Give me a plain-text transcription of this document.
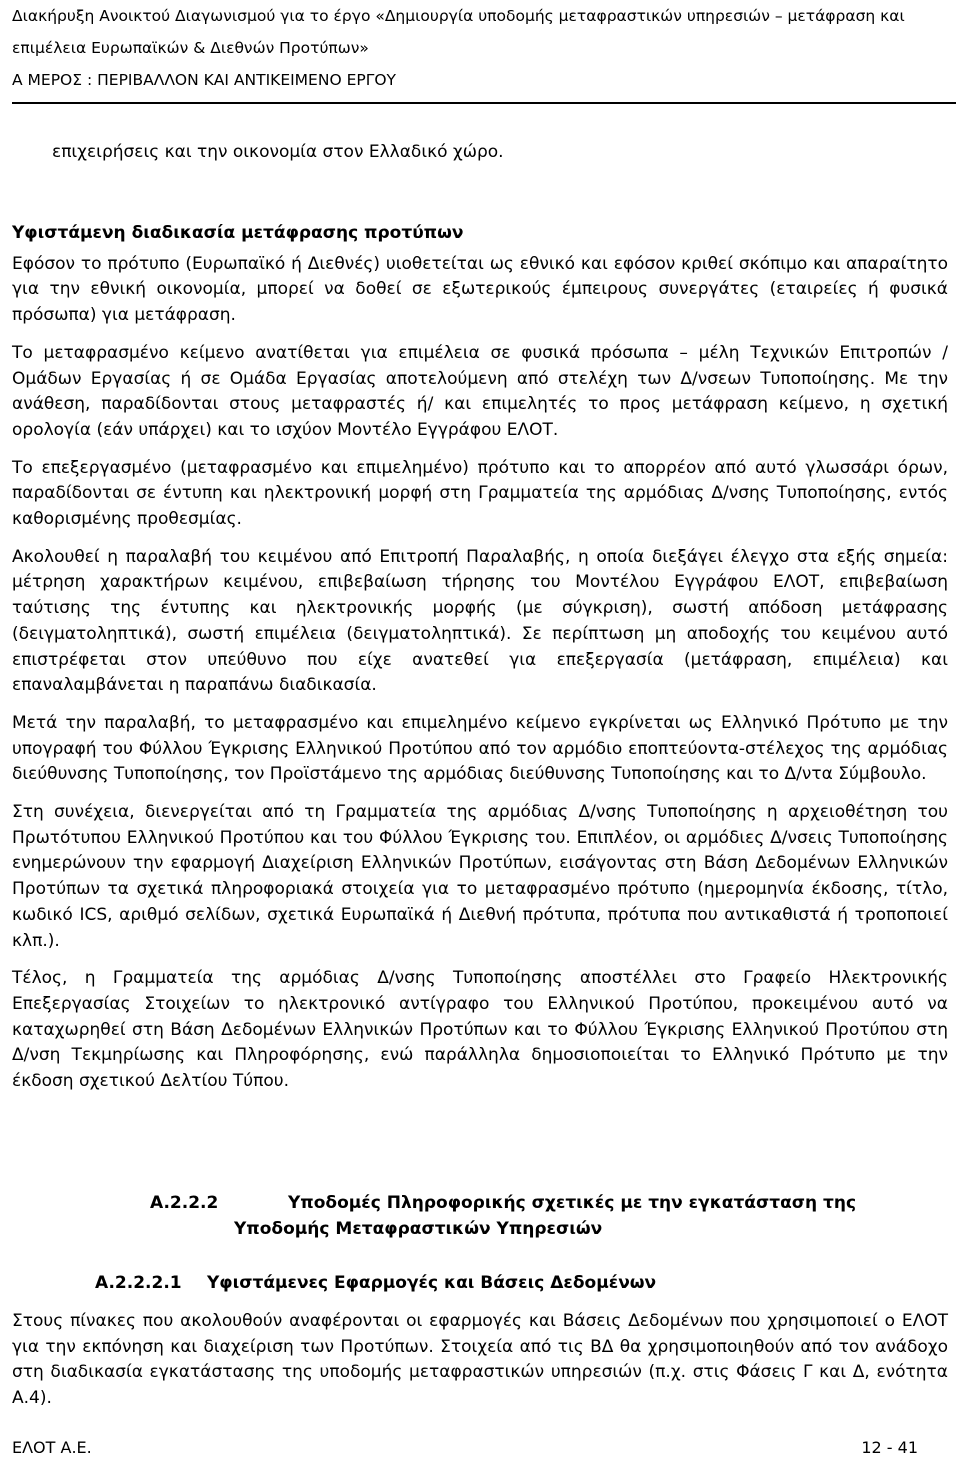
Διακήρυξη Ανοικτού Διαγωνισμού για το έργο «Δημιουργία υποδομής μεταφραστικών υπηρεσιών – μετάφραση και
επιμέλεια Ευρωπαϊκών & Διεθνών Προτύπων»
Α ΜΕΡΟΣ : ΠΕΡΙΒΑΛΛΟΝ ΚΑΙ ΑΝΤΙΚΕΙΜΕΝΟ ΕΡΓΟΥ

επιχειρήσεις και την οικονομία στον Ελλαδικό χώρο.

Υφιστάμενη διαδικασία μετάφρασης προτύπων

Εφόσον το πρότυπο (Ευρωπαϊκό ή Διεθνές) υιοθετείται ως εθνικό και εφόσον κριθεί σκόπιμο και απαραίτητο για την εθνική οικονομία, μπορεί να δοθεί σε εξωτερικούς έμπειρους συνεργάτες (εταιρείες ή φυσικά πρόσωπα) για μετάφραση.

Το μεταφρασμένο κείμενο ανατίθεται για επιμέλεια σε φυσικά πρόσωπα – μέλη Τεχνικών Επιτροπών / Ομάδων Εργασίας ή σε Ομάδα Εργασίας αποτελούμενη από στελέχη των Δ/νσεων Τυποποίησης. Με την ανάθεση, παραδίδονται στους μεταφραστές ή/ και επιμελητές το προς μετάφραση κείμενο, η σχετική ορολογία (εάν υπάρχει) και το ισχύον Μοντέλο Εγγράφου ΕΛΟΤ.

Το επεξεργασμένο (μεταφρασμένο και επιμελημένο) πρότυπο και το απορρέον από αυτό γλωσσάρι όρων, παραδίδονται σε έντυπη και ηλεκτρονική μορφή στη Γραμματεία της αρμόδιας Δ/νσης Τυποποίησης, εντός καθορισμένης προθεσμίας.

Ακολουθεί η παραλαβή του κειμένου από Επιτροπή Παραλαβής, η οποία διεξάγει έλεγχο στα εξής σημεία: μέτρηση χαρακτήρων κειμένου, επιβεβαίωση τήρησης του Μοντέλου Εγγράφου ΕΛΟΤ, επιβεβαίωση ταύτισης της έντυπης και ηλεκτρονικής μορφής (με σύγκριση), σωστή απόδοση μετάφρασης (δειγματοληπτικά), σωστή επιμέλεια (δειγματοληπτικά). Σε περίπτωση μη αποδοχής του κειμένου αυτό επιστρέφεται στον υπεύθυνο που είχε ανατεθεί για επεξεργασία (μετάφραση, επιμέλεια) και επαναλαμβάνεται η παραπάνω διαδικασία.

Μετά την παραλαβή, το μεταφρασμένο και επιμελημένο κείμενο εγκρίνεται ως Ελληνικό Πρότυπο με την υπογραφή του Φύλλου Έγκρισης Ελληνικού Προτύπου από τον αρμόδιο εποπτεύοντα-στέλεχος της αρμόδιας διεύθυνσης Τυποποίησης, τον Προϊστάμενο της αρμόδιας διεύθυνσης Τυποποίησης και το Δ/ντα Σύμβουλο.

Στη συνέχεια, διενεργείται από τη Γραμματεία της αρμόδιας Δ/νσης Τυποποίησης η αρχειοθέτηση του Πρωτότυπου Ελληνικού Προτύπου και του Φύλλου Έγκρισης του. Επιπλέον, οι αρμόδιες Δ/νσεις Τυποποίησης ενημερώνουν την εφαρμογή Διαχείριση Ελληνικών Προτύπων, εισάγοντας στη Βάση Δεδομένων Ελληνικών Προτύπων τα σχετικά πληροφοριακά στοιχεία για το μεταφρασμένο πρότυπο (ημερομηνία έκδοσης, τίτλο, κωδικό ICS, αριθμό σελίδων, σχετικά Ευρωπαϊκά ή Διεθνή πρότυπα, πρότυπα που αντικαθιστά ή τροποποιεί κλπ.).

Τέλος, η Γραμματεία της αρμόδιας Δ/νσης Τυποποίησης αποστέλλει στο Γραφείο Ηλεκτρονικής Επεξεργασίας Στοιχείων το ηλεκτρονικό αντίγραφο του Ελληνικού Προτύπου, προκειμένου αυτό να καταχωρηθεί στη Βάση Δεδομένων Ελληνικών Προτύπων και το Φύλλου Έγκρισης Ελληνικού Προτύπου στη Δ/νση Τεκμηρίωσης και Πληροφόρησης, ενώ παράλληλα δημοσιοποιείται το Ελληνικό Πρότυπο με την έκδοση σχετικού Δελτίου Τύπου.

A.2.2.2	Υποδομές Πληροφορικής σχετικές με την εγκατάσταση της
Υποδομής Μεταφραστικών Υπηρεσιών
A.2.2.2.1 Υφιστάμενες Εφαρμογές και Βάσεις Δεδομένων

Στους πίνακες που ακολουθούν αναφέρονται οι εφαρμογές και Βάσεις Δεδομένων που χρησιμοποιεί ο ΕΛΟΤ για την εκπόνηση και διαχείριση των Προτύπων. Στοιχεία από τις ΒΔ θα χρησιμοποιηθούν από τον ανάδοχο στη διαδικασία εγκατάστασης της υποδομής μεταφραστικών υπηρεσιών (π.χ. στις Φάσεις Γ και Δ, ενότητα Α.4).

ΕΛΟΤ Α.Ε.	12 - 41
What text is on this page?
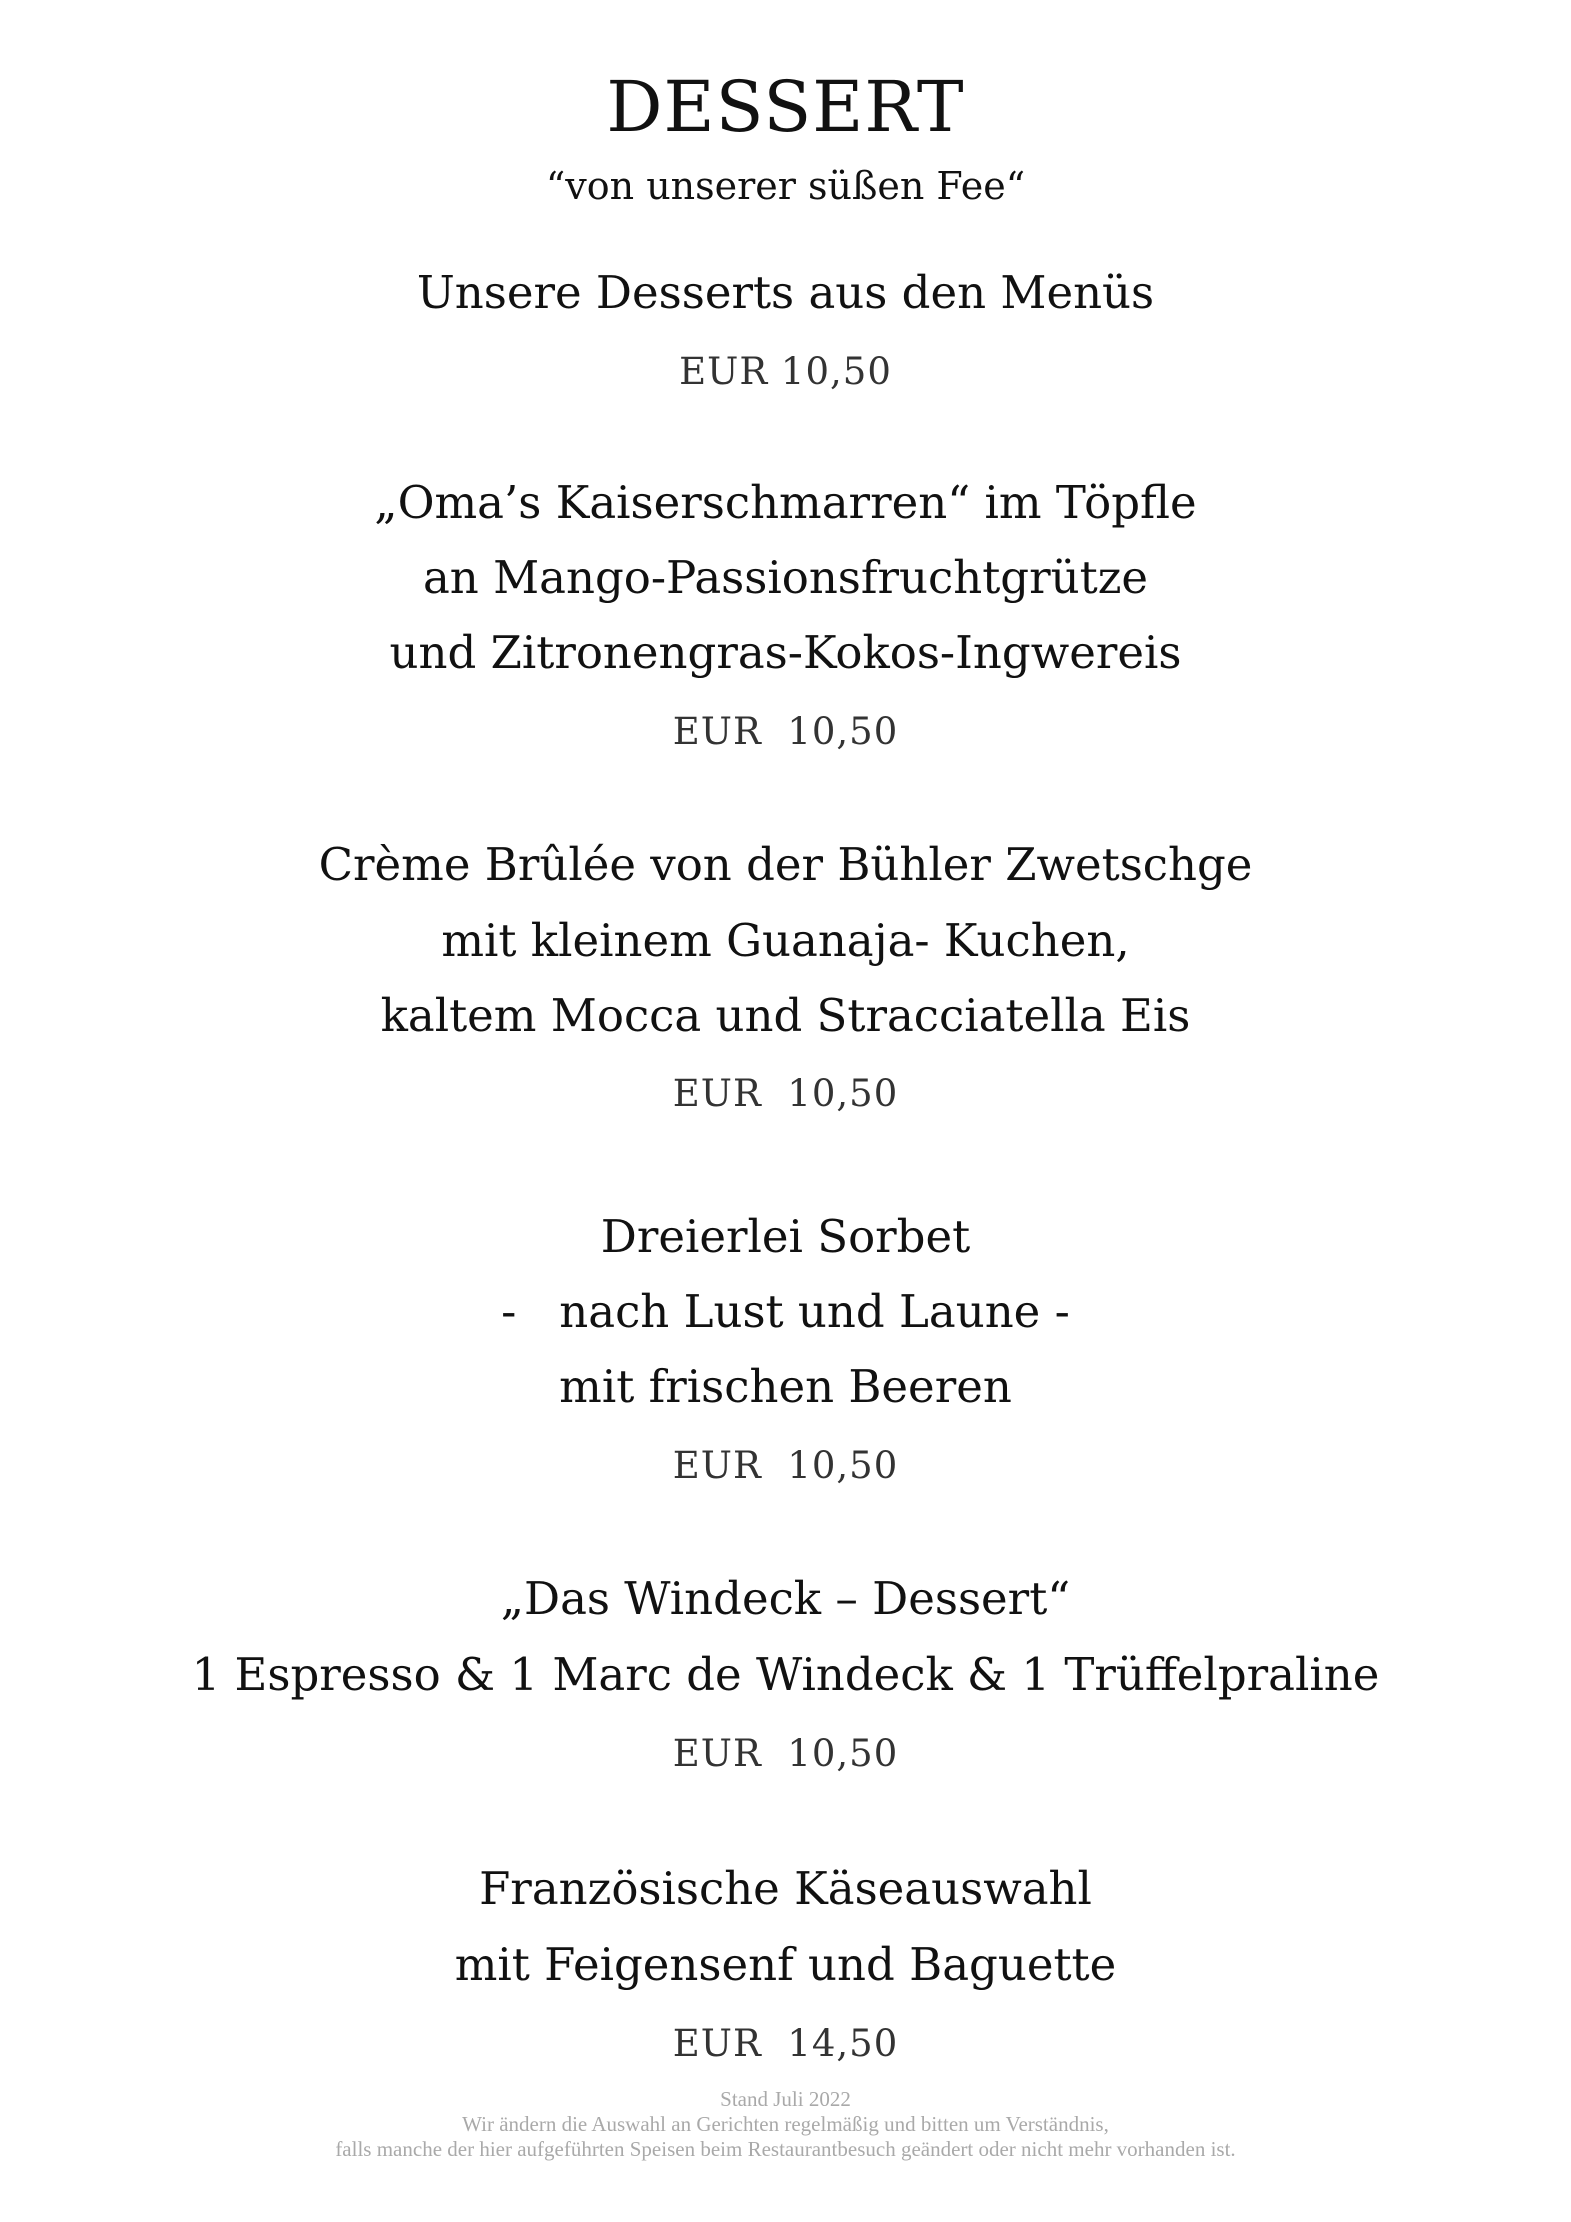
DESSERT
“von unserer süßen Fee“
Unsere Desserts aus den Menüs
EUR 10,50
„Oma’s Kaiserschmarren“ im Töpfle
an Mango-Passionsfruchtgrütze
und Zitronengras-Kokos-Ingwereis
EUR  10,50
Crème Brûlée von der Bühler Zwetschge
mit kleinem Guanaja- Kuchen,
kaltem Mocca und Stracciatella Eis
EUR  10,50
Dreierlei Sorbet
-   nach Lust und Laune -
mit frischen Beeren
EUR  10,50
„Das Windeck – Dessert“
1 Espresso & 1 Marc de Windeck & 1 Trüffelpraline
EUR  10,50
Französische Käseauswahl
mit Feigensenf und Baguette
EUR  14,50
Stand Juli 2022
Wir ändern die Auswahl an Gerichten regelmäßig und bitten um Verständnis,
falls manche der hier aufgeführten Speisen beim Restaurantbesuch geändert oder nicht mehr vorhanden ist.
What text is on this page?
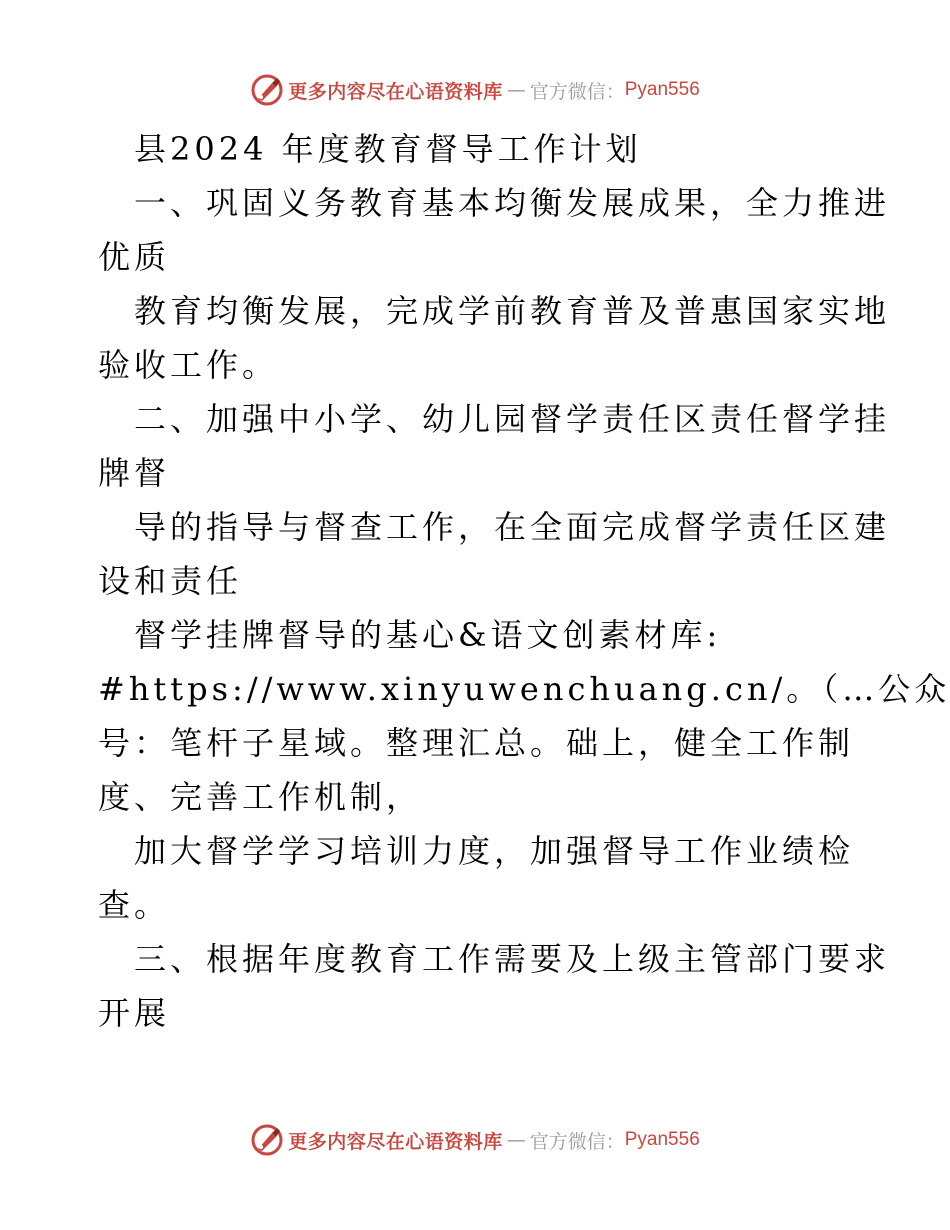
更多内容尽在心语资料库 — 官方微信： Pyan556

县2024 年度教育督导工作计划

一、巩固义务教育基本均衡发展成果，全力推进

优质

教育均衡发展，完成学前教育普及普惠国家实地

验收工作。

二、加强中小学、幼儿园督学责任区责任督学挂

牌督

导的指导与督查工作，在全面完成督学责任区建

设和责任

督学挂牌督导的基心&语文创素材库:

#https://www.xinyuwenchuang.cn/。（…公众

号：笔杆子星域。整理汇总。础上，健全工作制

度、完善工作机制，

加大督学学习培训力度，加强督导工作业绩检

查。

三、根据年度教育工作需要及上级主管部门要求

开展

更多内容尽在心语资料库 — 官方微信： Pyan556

What to produce: Write out every line of the data that holds the word "πρόσωπα".

The solution:
Εφόσον το πρότυπο (Ευρωπαϊκό ή Διεθνές) υιοθετείται ως εθνικό και εφόσον κριθεί σκόπιμο και απαραίτητο για την εθνική οικονομία, μπορεί να δοθεί σε εξωτερικούς έμπειρους συνεργάτες (εταιρείες ή φυσικά πρόσωπα) για μετάφραση.
Το μεταφρασμένο κείμενο ανατίθεται για επιμέλεια σε φυσικά πρόσωπα – μέλη Τεχνικών Επιτροπών / Ομάδων Εργασίας ή σε Ομάδα Εργασίας αποτελούμενη από στελέχη των Δ/νσεων Τυποποίησης. Με την ανάθεση, παραδίδονται στους μεταφραστές ή/ και επιμελητές το προς μετάφραση κείμενο, η σχετική ορολογία (εάν υπάρχει) και το ισχύον Μοντέλο Εγγράφου ΕΛΟΤ.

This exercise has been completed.